* start *

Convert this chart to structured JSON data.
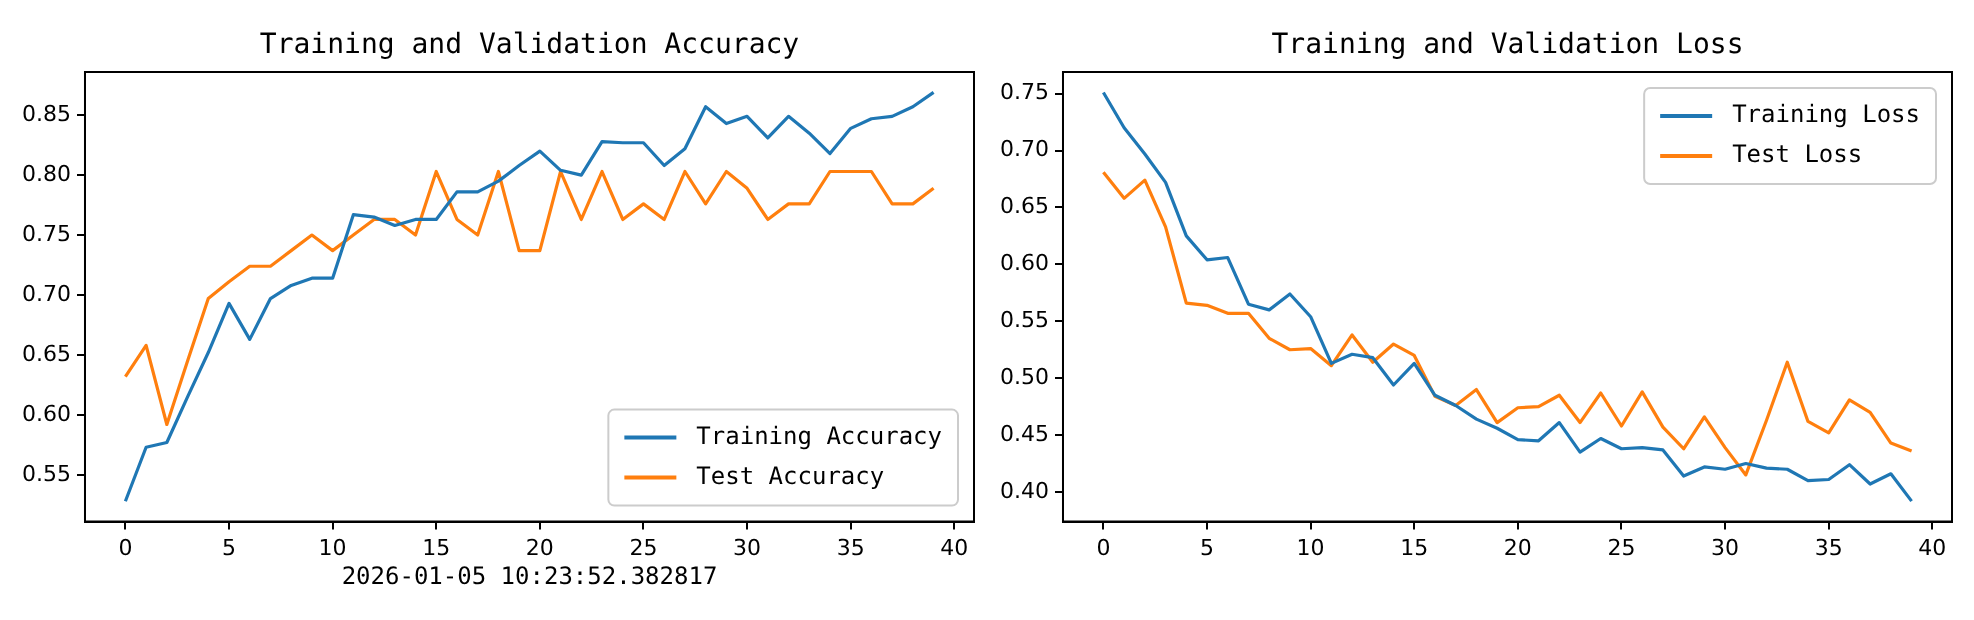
{
  "chart_data": [
    {
      "type": "line",
      "title": "Training and Validation Accuracy",
      "x": [
        0,
        1,
        2,
        3,
        4,
        5,
        6,
        7,
        8,
        9,
        10,
        11,
        12,
        13,
        14,
        15,
        16,
        17,
        18,
        19,
        20,
        21,
        22,
        23,
        24,
        25,
        26,
        27,
        28,
        29,
        30,
        31,
        32,
        33,
        34,
        35,
        36,
        37,
        38,
        39
      ],
      "xlim": [
        -1.95,
        40.95
      ],
      "xticks": [
        0,
        5,
        10,
        15,
        20,
        25,
        30,
        35,
        40
      ],
      "ylim": [
        0.511,
        0.886
      ],
      "yticks": [
        0.55,
        {
          "value": 0.6,
          "label": "0.60"
        },
        0.65,
        {
          "value": 0.7,
          "label": "0.70"
        },
        0.75,
        {
          "value": 0.8,
          "label": "0.80"
        },
        0.85
      ],
      "grid": false,
      "legend": "bottom right",
      "annotations": [
        "2026-01-05 10:23:52.382817"
      ],
      "series": [
        {
          "name": "Training Accuracy",
          "color": "#1f77b4",
          "values": [
            0.528,
            0.573,
            0.577,
            0.615,
            0.652,
            0.693,
            0.663,
            0.697,
            0.708,
            0.714,
            0.714,
            0.767,
            0.765,
            0.758,
            0.763,
            0.763,
            0.786,
            0.786,
            0.795,
            0.808,
            0.82,
            0.804,
            0.8,
            0.828,
            0.827,
            0.827,
            0.808,
            0.822,
            0.857,
            0.843,
            0.849,
            0.831,
            0.849,
            0.835,
            0.818,
            0.839,
            0.847,
            0.849,
            0.857,
            0.869
          ]
        },
        {
          "name": "Test Accuracy",
          "color": "#ff7f0e",
          "values": [
            0.632,
            0.658,
            0.592,
            0.645,
            0.697,
            0.711,
            0.724,
            0.724,
            0.737,
            0.75,
            0.737,
            0.75,
            0.763,
            0.763,
            0.75,
            0.803,
            0.763,
            0.75,
            0.803,
            0.737,
            0.737,
            0.803,
            0.763,
            0.803,
            0.763,
            0.776,
            0.763,
            0.803,
            0.776,
            0.803,
            0.789,
            0.763,
            0.776,
            0.776,
            0.803,
            0.803,
            0.803,
            0.776,
            0.776,
            0.789
          ]
        }
      ]
    },
    {
      "type": "line",
      "title": "Training and Validation Loss",
      "x": [
        0,
        1,
        2,
        3,
        4,
        5,
        6,
        7,
        8,
        9,
        10,
        11,
        12,
        13,
        14,
        15,
        16,
        17,
        18,
        19,
        20,
        21,
        22,
        23,
        24,
        25,
        26,
        27,
        28,
        29,
        30,
        31,
        32,
        33,
        34,
        35,
        36,
        37,
        38,
        39
      ],
      "xlim": [
        -1.95,
        40.95
      ],
      "xticks": [
        0,
        5,
        10,
        15,
        20,
        25,
        30,
        35,
        40
      ],
      "ylim": [
        0.374,
        0.769
      ],
      "yticks": [
        {
          "value": 0.4,
          "label": "0.40"
        },
        0.45,
        {
          "value": 0.5,
          "label": "0.50"
        },
        0.55,
        {
          "value": 0.6,
          "label": "0.60"
        },
        0.65,
        {
          "value": 0.7,
          "label": "0.70"
        },
        0.75
      ],
      "grid": false,
      "legend": "top right",
      "series": [
        {
          "name": "Training Loss",
          "color": "#1f77b4",
          "values": [
            0.751,
            0.72,
            0.697,
            0.672,
            0.625,
            0.604,
            0.606,
            0.565,
            0.56,
            0.574,
            0.554,
            0.513,
            0.521,
            0.518,
            0.494,
            0.513,
            0.485,
            0.476,
            0.464,
            0.456,
            0.446,
            0.445,
            0.461,
            0.435,
            0.447,
            0.438,
            0.439,
            0.437,
            0.414,
            0.422,
            0.42,
            0.425,
            0.421,
            0.42,
            0.41,
            0.411,
            0.424,
            0.407,
            0.416,
            0.392
          ]
        },
        {
          "name": "Test Loss",
          "color": "#ff7f0e",
          "values": [
            0.681,
            0.658,
            0.674,
            0.633,
            0.566,
            0.564,
            0.557,
            0.557,
            0.535,
            0.525,
            0.526,
            0.511,
            0.538,
            0.514,
            0.53,
            0.52,
            0.484,
            0.476,
            0.49,
            0.461,
            0.474,
            0.475,
            0.485,
            0.461,
            0.487,
            0.458,
            0.488,
            0.457,
            0.438,
            0.466,
            0.439,
            0.415,
            0.463,
            0.514,
            0.462,
            0.452,
            0.481,
            0.47,
            0.443,
            0.436
          ]
        }
      ]
    }
  ]
}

* end *

_Stated goal:_ Gather up, from the records above, each line where the word "right" appears.

_Solution to the problem:_
      "legend": "bottom right",
      "legend": "top right",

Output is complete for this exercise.